Repeat all entries exactly.

-*-

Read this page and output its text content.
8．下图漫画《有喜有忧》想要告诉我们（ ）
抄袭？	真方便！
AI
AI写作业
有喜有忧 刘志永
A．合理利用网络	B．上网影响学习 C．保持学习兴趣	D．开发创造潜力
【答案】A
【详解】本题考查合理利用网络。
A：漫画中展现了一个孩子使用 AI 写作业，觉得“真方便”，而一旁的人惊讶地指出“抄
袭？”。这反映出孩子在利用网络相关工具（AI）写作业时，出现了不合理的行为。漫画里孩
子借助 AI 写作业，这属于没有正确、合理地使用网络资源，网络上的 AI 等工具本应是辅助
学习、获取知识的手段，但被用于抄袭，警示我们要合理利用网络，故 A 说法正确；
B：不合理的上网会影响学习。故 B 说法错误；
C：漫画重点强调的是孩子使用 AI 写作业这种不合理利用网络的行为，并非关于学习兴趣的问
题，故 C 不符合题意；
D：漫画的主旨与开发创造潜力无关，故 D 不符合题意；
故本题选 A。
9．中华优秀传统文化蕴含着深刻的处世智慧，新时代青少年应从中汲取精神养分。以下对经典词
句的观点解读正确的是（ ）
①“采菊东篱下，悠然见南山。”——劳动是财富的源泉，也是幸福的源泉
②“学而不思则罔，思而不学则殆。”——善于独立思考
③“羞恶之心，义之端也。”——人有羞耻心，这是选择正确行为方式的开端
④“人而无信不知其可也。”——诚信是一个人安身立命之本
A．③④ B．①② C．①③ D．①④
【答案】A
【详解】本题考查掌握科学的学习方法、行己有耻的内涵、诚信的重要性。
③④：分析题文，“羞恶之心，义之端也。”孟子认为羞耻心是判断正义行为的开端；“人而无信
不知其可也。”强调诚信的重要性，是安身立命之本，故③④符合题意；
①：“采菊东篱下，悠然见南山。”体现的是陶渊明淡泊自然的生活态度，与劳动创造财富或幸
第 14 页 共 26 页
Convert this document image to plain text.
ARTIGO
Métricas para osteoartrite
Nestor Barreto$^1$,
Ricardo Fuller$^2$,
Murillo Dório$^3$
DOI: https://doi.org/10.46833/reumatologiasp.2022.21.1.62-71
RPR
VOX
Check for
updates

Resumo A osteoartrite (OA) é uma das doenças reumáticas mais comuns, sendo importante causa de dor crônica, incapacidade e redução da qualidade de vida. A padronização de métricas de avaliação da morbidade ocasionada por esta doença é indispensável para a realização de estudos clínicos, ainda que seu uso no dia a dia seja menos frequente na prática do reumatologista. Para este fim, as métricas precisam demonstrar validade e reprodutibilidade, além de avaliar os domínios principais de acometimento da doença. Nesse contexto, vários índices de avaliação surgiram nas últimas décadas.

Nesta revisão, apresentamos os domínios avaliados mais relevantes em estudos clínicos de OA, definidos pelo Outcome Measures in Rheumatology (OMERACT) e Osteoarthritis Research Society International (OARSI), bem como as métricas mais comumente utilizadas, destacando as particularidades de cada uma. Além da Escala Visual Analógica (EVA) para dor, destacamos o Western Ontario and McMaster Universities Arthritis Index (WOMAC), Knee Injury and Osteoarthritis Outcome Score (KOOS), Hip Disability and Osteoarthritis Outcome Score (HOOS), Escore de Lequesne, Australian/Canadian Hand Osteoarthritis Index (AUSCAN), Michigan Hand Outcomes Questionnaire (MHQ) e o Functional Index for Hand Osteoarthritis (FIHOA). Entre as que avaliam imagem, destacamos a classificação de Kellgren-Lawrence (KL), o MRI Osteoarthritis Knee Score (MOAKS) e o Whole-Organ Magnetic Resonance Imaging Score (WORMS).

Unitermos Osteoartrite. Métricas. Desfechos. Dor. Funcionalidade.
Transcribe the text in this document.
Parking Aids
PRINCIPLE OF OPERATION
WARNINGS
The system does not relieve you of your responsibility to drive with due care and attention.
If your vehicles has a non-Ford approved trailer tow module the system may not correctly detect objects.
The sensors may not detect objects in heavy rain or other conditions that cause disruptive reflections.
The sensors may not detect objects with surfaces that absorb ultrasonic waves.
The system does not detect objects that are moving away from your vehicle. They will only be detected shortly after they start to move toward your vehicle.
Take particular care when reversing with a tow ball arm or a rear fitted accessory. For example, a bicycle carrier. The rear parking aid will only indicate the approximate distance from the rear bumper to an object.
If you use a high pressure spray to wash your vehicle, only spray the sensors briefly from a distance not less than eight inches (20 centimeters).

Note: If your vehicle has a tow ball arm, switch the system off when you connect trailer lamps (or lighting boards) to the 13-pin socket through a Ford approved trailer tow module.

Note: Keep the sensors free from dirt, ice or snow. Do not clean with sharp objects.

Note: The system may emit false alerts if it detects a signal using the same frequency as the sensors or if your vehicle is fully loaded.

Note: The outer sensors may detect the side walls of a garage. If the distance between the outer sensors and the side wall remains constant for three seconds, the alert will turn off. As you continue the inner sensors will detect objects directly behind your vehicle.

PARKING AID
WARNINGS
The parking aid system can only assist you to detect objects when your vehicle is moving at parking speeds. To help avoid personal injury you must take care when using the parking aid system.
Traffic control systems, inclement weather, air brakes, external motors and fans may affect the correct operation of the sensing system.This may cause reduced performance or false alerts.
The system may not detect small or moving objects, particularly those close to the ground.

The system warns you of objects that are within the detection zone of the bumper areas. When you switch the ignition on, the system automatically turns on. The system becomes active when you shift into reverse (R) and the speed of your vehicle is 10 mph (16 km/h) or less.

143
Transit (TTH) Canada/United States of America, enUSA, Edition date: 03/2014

-*-

▶ [Problem solution]:
Read this page and output its text content.
8．下图漫画《有喜有忧》想要告诉我们（ ）
抄袭？	真方便！
AI
AI写作业
有喜有忧 刘志永
A．合理利用网络	B．上网影响学习 C．保持学习兴趣	D．开发创造潜力
【答案】A
【详解】本题考查合理利用网络。
A：漫画中展现了一个孩子使用 AI 写作业，觉得“真方便”，而一旁的人惊讶地指出“抄
袭？”。这反映出孩子在利用网络相关工具（AI）写作业时，出现了不合理的行为。漫画里孩
子借助 AI 写作业，这属于没有正确、合理地使用网络资源，网络上的 AI 等工具本应是辅助
学习、获取知识的手段，但被用于抄袭，警示我们要合理利用网络，故 A 说法正确；
B：不合理的上网会影响学习。故 B 说法错误；
C：漫画重点强调的是孩子使用 AI 写作业这种不合理利用网络的行为，并非关于学习兴趣的问
题，故 C 不符合题意；
D：漫画的主旨与开发创造潜力无关，故 D 不符合题意；
故本题选 A。
9．中华优秀传统文化蕴含着深刻的处世智慧，新时代青少年应从中汲取精神养分。以下对经典词
句的观点解读正确的是（ ）
①“采菊东篱下，悠然见南山。”——劳动是财富的源泉，也是幸福的源泉
②“学而不思则罔，思而不学则殆。”——善于独立思考
③“羞恶之心，义之端也。”——人有羞耻心，这是选择正确行为方式的开端
④“人而无信不知其可也。”——诚信是一个人安身立命之本
A．③④ B．①② C．①③ D．①④
【答案】A
【详解】本题考查掌握科学的学习方法、行己有耻的内涵、诚信的重要性。
③④：分析题文，“羞恶之心，义之端也。”孟子认为羞耻心是判断正义行为的开端；“人而无信
不知其可也。”强调诚信的重要性，是安身立命之本，故③④符合题意；
①：“采菊东篱下，悠然见南山。”体现的是陶渊明淡泊自然的生活态度，与劳动创造财富或幸
第 14 页 共 26 页
Convert this document image to plain text.
ARTIGO
Métricas para osteoartrite
Nestor Barreto$^1$,
Ricardo Fuller$^2$,
Murillo Dório$^3$
DOI: https://doi.org/10.46833/reumatologiasp.2022.21.1.62-71
RPR
VOX
Check for
updates

Resumo A osteoartrite (OA) é uma das doenças reumáticas mais comuns, sendo importante causa de dor crônica, incapacidade e redução da qualidade de vida. A padronização de métricas de avaliação da morbidade ocasionada por esta doença é indispensável para a realização de estudos clínicos, ainda que seu uso no dia a dia seja menos frequente na prática do reumatologista. Para este fim, as métricas precisam demonstrar validade e reprodutibilidade, além de avaliar os domínios principais de acometimento da doença. Nesse contexto, vários índices de avaliação surgiram nas últimas décadas.

Nesta revisão, apresentamos os domínios avaliados mais relevantes em estudos clínicos de OA, definidos pelo Outcome Measures in Rheumatology (OMERACT) e Osteoarthritis Research Society International (OARSI), bem como as métricas mais comumente utilizadas, destacando as particularidades de cada uma. Além da Escala Visual Analógica (EVA) para dor, destacamos o Western Ontario and McMaster Universities Arthritis Index (WOMAC), Knee Injury and Osteoarthritis Outcome Score (KOOS), Hip Disability and Osteoarthritis Outcome Score (HOOS), Escore de Lequesne, Australian/Canadian Hand Osteoarthritis Index (AUSCAN), Michigan Hand Outcomes Questionnaire (MHQ) e o Functional Index for Hand Osteoarthritis (FIHOA). Entre as que avaliam imagem, destacamos a classificação de Kellgren-Lawrence (KL), o MRI Osteoarthritis Knee Score (MOAKS) e o Whole-Organ Magnetic Resonance Imaging Score (WORMS).

Unitermos Osteoartrite. Métricas. Desfechos. Dor. Funcionalidade.
Transcribe the text in this document.
Parking Aids
PRINCIPLE OF OPERATION
WARNINGS
The system does not relieve you of your responsibility to drive with due care and attention.
If your vehicles has a non-Ford approved trailer tow module the system may not correctly detect objects.
The sensors may not detect objects in heavy rain or other conditions that cause disruptive reflections.
The sensors may not detect objects with surfaces that absorb ultrasonic waves.
The system does not detect objects that are moving away from your vehicle. They will only be detected shortly after they start to move toward your vehicle.
Take particular care when reversing with a tow ball arm or a rear fitted accessory. For example, a bicycle carrier. The rear parking aid will only indicate the approximate distance from the rear bumper to an object.
If you use a high pressure spray to wash your vehicle, only spray the sensors briefly from a distance not less than eight inches (20 centimeters).

Note: If your vehicle has a tow ball arm, switch the system off when you connect trailer lamps (or lighting boards) to the 13-pin socket through a Ford approved trailer tow module.

Note: Keep the sensors free from dirt, ice or snow. Do not clean with sharp objects.

Note: The system may emit false alerts if it detects a signal using the same frequency as the sensors or if your vehicle is fully loaded.

Note: The outer sensors may detect the side walls of a garage. If the distance between the outer sensors and the side wall remains constant for three seconds, the alert will turn off. As you continue the inner sensors will detect objects directly behind your vehicle.

PARKING AID
WARNINGS
The parking aid system can only assist you to detect objects when your vehicle is moving at parking speeds. To help avoid personal injury you must take care when using the parking aid system.
Traffic control systems, inclement weather, air brakes, external motors and fans may affect the correct operation of the sensing system.This may cause reduced performance or false alerts.
The system may not detect small or moving objects, particularly those close to the ground.

The system warns you of objects that are within the detection zone of the bumper areas. When you switch the ignition on, the system automatically turns on. The system becomes active when you shift into reverse (R) and the speed of your vehicle is 10 mph (16 km/h) or less.

143
Transit (TTH) Canada/United States of America, enUSA, Edition date: 03/2014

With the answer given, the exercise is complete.